From the entries below, pull out each line where "current" appears.

--- begin ---

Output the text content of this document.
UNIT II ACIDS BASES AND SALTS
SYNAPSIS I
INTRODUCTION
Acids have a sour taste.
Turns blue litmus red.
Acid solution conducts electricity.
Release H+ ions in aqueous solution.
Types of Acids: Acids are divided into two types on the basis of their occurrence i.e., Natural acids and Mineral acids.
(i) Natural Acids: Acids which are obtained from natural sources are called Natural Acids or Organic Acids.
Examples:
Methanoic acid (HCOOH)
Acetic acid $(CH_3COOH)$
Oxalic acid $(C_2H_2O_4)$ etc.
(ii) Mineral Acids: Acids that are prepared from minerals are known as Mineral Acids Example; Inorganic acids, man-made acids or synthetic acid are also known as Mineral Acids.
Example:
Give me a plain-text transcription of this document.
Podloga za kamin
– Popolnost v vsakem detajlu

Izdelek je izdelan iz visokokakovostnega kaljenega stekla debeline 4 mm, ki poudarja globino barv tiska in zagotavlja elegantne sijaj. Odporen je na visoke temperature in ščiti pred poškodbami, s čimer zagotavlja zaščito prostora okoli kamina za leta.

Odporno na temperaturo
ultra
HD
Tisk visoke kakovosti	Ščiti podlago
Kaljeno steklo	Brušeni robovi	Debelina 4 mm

--- end ---
--- begin ---

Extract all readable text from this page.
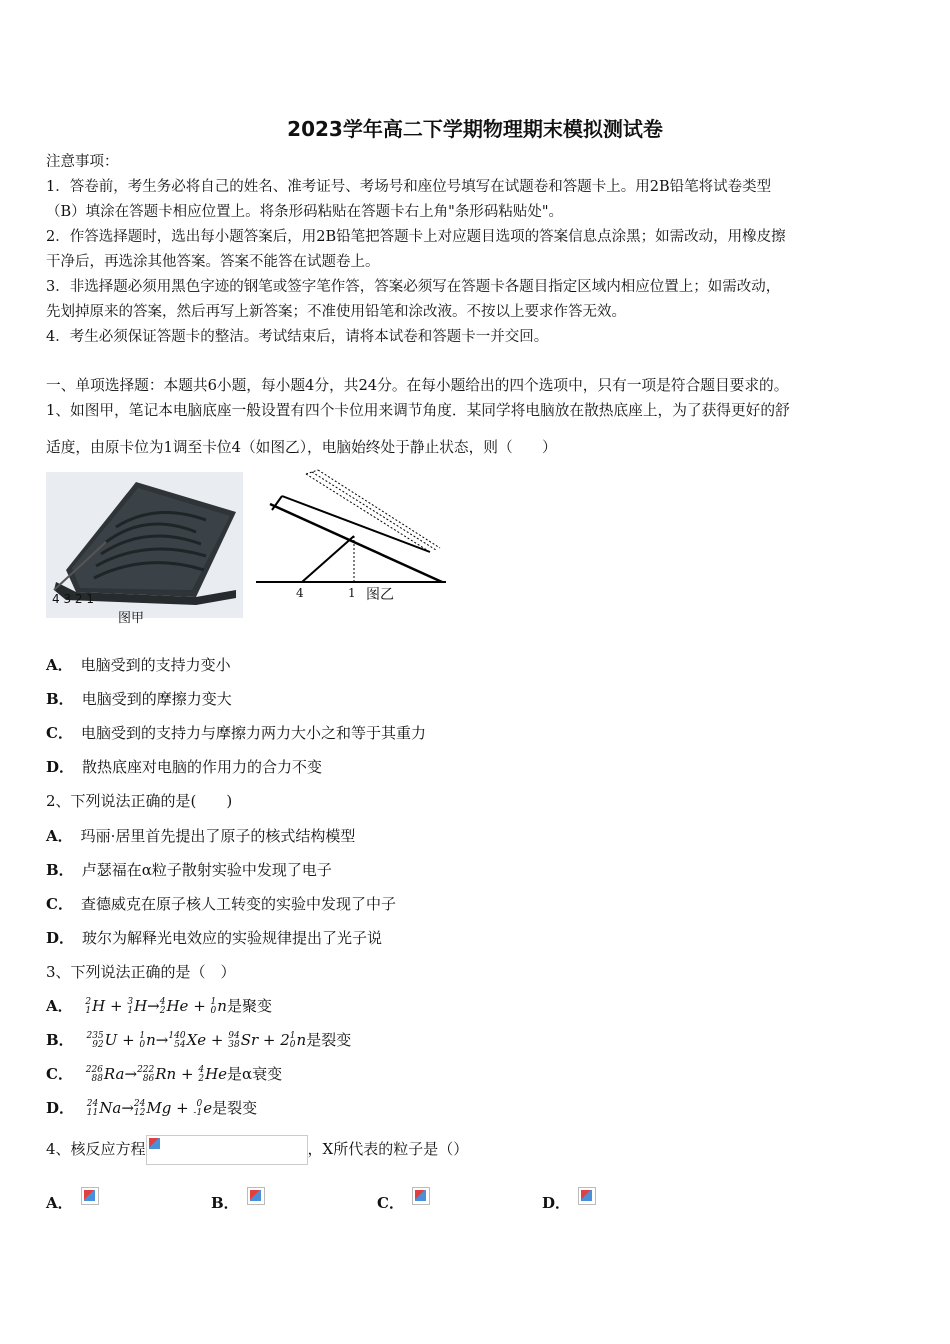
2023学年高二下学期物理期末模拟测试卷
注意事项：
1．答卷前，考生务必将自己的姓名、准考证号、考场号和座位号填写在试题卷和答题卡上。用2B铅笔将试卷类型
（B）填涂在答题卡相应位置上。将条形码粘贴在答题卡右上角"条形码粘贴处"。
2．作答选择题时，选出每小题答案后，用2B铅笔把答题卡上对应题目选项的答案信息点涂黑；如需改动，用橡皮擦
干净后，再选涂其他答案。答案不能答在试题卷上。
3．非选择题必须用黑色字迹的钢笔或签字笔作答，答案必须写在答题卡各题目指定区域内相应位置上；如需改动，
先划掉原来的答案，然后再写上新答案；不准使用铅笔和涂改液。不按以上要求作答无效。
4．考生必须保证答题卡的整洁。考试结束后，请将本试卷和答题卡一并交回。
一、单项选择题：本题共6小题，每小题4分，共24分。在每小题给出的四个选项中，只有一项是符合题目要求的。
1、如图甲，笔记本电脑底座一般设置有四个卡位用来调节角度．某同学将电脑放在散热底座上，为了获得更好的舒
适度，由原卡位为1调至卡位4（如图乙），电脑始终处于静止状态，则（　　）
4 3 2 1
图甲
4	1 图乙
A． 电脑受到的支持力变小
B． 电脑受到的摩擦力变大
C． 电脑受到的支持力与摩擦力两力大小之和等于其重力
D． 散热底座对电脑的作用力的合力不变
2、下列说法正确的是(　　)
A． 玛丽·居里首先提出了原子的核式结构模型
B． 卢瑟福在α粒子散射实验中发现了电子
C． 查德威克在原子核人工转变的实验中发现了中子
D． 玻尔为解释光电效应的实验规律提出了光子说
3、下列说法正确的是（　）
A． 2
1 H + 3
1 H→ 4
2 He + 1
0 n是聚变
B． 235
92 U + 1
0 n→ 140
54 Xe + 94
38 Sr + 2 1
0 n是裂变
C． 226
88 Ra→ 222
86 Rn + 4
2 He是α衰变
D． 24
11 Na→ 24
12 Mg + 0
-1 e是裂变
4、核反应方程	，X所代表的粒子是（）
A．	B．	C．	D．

--- end ---
--- begin ---

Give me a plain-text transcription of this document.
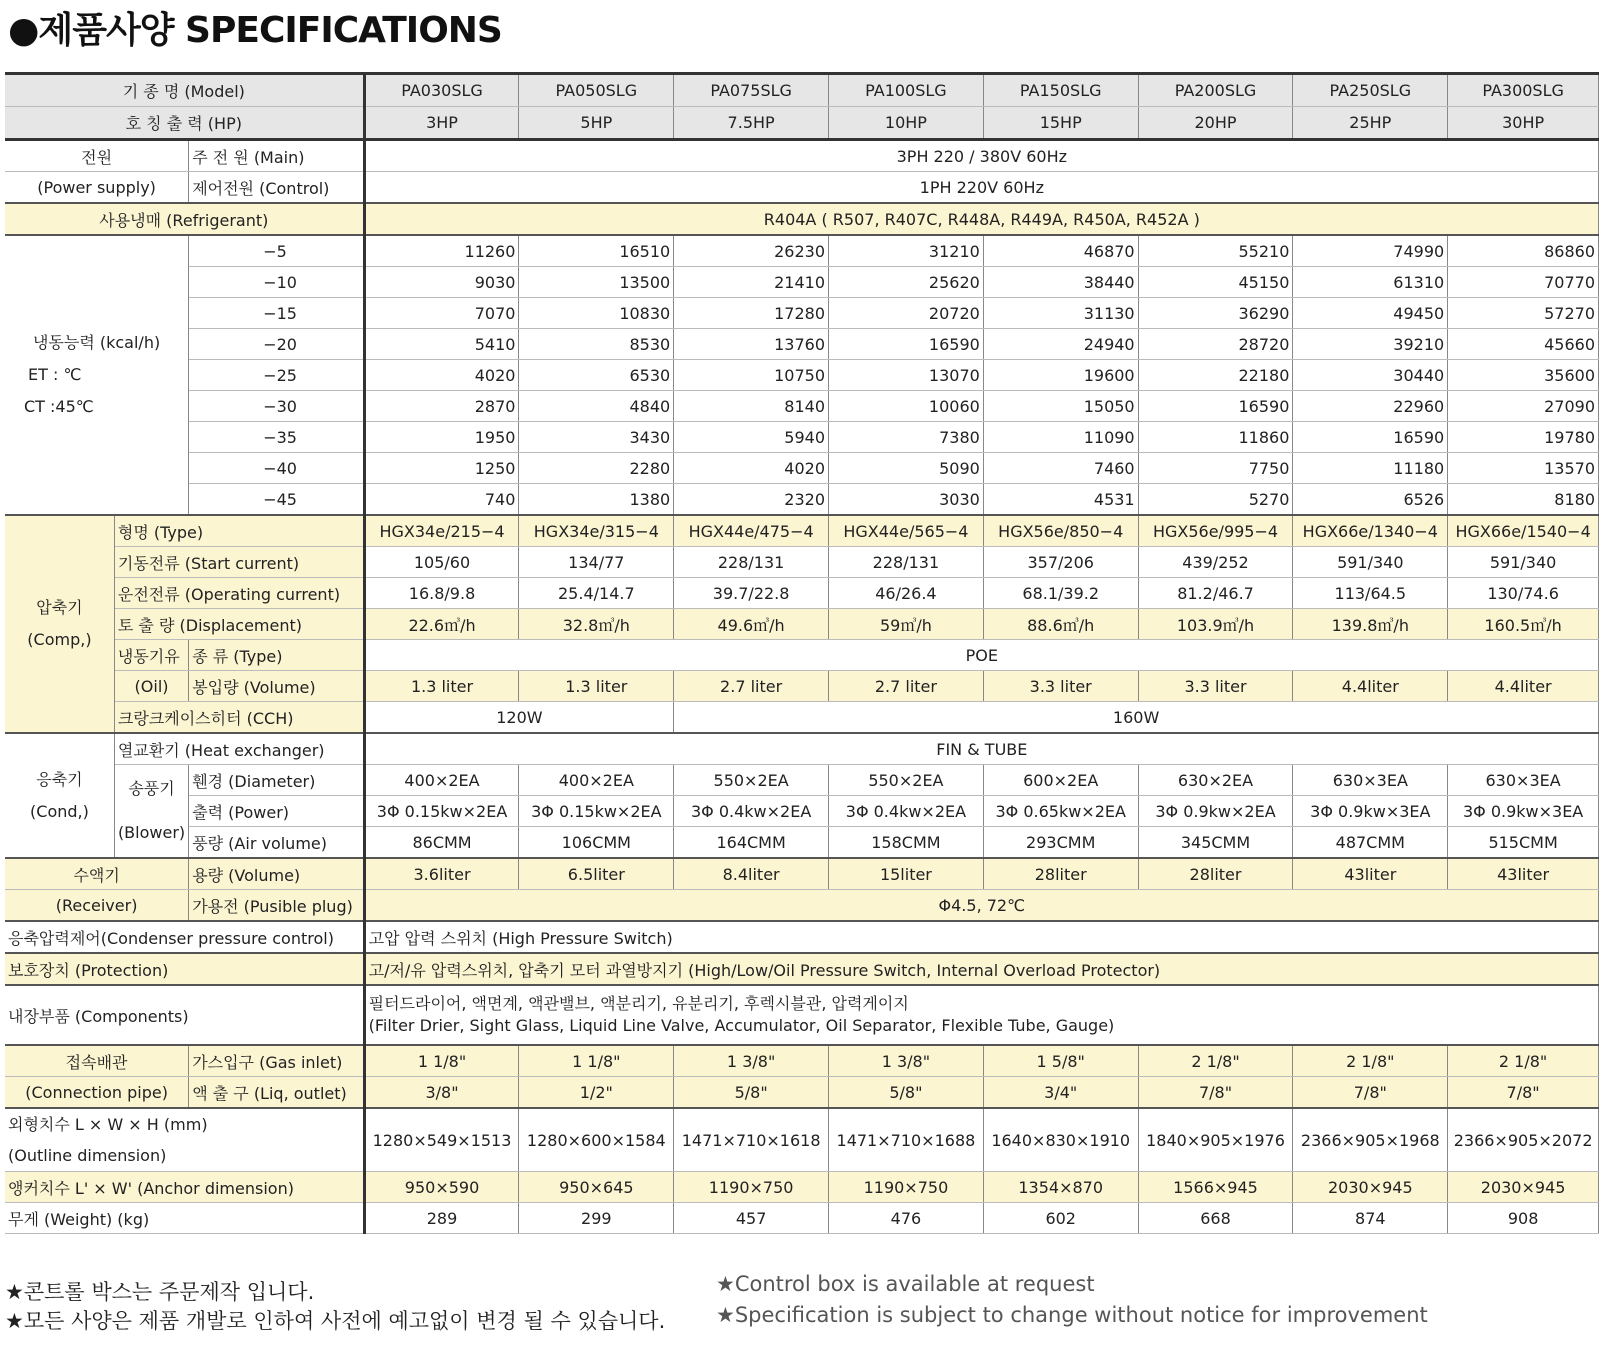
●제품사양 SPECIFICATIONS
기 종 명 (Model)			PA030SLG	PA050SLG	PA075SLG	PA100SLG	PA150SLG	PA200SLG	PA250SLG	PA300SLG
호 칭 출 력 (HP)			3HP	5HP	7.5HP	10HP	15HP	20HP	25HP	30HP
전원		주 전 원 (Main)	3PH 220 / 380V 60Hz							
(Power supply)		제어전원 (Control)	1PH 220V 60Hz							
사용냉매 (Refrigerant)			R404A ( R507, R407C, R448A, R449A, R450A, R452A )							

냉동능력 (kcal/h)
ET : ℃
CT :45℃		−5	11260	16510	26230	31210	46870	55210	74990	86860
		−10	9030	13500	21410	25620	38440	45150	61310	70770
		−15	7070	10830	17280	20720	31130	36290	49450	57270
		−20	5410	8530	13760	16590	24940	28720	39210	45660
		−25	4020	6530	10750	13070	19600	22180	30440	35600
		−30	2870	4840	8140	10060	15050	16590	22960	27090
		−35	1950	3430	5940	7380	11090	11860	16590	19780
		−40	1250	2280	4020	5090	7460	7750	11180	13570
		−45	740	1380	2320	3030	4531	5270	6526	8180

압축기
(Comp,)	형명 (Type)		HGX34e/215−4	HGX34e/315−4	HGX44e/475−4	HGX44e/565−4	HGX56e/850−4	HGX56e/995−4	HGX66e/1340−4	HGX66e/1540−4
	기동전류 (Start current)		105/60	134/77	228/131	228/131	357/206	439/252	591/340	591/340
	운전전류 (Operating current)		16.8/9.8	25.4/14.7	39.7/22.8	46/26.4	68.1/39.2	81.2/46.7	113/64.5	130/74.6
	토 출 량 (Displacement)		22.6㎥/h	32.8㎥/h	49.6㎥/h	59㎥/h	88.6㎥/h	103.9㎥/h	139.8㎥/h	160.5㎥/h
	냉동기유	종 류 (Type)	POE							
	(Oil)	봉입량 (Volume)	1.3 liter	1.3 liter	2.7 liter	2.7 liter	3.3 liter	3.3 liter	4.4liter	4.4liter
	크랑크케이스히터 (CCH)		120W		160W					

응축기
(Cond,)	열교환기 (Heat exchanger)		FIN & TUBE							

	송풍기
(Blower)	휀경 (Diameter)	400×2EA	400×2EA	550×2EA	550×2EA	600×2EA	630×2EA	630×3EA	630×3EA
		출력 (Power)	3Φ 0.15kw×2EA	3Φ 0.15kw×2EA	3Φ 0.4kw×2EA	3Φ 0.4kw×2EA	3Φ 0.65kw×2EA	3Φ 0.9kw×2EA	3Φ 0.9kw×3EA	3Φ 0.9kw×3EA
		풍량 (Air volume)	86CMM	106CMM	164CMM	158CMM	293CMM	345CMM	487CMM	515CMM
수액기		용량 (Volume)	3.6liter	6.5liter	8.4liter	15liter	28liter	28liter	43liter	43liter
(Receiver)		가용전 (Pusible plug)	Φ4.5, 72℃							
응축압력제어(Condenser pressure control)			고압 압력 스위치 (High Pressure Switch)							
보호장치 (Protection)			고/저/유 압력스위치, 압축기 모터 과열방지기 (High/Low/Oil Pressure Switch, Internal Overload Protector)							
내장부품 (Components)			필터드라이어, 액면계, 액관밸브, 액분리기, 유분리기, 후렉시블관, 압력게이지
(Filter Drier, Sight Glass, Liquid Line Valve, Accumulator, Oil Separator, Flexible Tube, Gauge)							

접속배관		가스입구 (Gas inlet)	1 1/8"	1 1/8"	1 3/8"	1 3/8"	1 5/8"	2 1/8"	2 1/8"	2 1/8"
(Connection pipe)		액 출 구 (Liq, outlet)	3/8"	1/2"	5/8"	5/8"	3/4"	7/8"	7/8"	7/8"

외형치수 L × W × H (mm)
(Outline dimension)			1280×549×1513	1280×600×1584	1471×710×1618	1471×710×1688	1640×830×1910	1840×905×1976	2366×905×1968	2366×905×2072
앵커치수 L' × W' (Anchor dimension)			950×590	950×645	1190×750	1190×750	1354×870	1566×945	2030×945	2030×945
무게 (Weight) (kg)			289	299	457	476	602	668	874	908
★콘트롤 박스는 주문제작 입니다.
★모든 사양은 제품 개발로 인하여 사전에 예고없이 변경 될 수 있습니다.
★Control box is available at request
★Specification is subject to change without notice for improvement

--- end ---

**Result for this task:**
	기동전류 (Start current)		105/60	134/77	228/131	228/131	357/206	439/252	591/340	591/340
	운전전류 (Operating current)		16.8/9.8	25.4/14.7	39.7/22.8	46/26.4	68.1/39.2	81.2/46.7	113/64.5	130/74.6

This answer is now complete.